Entries from a visual dataset:
↓

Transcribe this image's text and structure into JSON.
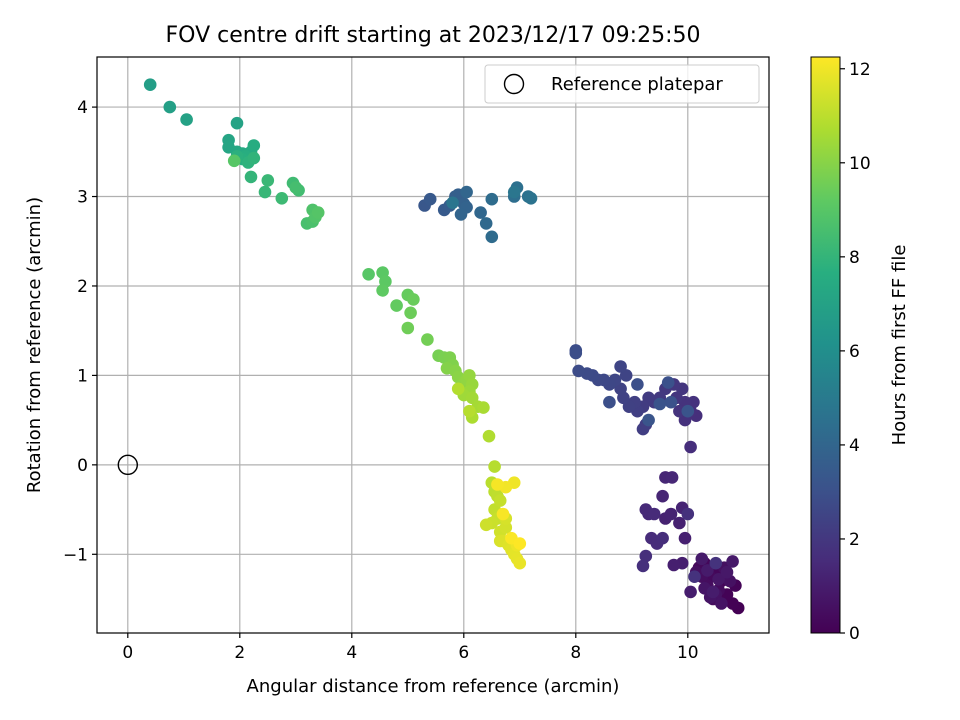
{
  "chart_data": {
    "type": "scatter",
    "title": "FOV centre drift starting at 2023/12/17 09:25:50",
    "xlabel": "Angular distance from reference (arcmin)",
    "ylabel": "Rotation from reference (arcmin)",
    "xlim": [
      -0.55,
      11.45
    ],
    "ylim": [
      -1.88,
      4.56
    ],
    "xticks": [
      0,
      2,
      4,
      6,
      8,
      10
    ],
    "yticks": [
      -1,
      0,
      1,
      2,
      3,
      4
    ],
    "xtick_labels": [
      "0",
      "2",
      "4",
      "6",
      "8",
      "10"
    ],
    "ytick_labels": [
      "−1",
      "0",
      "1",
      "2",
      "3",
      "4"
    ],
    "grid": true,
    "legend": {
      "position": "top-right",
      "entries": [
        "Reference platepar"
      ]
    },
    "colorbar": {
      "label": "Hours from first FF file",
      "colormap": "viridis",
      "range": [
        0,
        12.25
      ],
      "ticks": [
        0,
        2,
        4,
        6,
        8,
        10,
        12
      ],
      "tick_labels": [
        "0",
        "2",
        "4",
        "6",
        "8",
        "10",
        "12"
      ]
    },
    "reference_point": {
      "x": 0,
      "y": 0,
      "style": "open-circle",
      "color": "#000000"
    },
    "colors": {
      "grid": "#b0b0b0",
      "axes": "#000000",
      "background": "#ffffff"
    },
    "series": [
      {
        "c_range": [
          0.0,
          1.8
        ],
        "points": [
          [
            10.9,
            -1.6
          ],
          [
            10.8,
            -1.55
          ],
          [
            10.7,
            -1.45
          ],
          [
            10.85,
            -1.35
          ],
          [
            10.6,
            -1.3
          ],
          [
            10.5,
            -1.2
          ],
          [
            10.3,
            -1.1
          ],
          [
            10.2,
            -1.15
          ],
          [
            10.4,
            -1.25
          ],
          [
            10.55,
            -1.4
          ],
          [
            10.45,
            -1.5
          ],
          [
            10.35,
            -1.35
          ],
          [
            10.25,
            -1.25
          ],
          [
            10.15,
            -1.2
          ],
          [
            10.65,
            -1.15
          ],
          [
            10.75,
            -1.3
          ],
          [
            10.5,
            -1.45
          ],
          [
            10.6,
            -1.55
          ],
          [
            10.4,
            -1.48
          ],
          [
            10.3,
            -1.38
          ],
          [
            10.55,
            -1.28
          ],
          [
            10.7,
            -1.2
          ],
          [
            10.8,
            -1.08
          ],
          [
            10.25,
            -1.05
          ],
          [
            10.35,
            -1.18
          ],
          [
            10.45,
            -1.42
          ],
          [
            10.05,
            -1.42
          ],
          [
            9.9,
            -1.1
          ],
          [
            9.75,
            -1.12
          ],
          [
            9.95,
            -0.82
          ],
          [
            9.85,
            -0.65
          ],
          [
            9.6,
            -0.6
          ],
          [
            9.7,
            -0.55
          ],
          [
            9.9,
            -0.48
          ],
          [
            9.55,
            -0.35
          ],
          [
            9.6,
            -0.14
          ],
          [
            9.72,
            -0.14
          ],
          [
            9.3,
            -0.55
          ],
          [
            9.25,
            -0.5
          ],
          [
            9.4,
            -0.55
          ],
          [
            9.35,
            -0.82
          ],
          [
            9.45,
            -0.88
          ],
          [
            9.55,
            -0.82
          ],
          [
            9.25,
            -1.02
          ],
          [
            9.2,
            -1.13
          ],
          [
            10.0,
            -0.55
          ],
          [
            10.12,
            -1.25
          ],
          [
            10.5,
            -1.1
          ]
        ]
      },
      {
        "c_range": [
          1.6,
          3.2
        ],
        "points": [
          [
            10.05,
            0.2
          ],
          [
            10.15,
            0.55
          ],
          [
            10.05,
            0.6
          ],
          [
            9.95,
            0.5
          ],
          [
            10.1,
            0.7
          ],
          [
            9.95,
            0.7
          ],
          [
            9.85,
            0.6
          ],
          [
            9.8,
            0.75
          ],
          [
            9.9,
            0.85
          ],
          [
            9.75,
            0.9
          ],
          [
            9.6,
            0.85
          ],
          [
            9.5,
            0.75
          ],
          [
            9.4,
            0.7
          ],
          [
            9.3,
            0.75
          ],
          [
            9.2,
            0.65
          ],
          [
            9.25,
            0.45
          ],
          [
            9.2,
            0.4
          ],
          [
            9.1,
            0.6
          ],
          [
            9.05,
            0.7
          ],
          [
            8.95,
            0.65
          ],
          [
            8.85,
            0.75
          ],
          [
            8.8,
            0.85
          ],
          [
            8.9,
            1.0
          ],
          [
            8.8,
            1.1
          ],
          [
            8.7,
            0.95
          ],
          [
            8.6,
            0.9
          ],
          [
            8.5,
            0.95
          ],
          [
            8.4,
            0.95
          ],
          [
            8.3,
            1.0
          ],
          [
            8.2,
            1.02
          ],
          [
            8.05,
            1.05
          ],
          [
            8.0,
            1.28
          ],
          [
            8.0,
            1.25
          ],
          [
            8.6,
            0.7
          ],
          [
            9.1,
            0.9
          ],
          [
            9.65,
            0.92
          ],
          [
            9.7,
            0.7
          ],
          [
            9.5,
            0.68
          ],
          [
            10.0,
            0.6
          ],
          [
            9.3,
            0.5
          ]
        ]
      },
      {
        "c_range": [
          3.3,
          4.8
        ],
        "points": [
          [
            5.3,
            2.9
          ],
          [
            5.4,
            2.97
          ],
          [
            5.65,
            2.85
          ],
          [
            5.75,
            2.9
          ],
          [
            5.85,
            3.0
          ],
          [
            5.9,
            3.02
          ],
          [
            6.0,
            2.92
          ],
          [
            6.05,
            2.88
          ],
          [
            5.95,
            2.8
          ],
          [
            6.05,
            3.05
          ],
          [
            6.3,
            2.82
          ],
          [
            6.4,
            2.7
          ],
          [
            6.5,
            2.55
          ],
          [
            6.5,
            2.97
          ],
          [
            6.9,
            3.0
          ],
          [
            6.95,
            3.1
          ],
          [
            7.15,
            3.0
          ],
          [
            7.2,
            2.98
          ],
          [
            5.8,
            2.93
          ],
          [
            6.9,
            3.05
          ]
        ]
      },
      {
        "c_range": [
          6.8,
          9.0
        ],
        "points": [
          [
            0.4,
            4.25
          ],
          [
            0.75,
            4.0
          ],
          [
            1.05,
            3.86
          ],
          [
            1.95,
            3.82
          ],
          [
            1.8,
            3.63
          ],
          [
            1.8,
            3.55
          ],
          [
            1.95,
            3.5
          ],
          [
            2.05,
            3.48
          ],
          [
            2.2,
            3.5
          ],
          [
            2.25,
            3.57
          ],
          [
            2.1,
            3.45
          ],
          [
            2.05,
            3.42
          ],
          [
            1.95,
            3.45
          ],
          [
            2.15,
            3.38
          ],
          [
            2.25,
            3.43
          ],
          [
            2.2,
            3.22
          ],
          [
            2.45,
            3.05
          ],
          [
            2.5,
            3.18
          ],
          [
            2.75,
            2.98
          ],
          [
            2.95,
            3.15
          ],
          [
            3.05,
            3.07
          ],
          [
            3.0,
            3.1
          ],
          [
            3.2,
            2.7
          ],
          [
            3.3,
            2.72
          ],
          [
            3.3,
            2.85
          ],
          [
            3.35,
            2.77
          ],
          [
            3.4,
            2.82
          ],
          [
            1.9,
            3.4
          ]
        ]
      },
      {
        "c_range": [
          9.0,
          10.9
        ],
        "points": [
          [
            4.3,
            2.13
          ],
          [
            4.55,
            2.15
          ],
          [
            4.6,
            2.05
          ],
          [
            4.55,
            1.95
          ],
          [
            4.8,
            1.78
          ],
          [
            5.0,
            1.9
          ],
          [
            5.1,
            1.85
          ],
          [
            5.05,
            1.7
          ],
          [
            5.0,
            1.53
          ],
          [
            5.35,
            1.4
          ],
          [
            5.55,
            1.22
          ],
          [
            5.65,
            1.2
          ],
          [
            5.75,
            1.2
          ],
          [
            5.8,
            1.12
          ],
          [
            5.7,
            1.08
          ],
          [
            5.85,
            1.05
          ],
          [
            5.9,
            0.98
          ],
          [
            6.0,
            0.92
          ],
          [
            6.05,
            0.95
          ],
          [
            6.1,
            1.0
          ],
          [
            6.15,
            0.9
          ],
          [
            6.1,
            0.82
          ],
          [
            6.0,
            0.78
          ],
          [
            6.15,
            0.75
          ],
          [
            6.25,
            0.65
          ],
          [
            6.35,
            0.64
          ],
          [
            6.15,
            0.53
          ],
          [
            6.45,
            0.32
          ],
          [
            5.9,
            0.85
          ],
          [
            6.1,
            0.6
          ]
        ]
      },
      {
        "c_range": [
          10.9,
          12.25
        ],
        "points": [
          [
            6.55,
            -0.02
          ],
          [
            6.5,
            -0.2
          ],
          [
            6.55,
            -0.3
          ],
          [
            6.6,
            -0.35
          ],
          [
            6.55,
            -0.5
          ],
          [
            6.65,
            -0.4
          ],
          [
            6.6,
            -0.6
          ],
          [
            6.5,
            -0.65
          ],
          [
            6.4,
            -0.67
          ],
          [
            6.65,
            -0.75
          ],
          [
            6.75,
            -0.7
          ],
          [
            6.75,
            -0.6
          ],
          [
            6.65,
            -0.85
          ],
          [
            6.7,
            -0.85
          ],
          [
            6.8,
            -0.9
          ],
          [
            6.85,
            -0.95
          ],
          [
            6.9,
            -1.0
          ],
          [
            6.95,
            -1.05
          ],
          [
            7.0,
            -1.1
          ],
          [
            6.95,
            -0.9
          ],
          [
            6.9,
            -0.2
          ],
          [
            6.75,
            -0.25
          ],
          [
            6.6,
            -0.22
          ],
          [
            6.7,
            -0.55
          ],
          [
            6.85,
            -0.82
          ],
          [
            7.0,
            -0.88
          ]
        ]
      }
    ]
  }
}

↑

▶ EXERCISE OBJECTIVE:
Give nothing but the count of lines in the listing above that hold the string "arcmin".

▶ RESPONSE TO THIS TASK:
2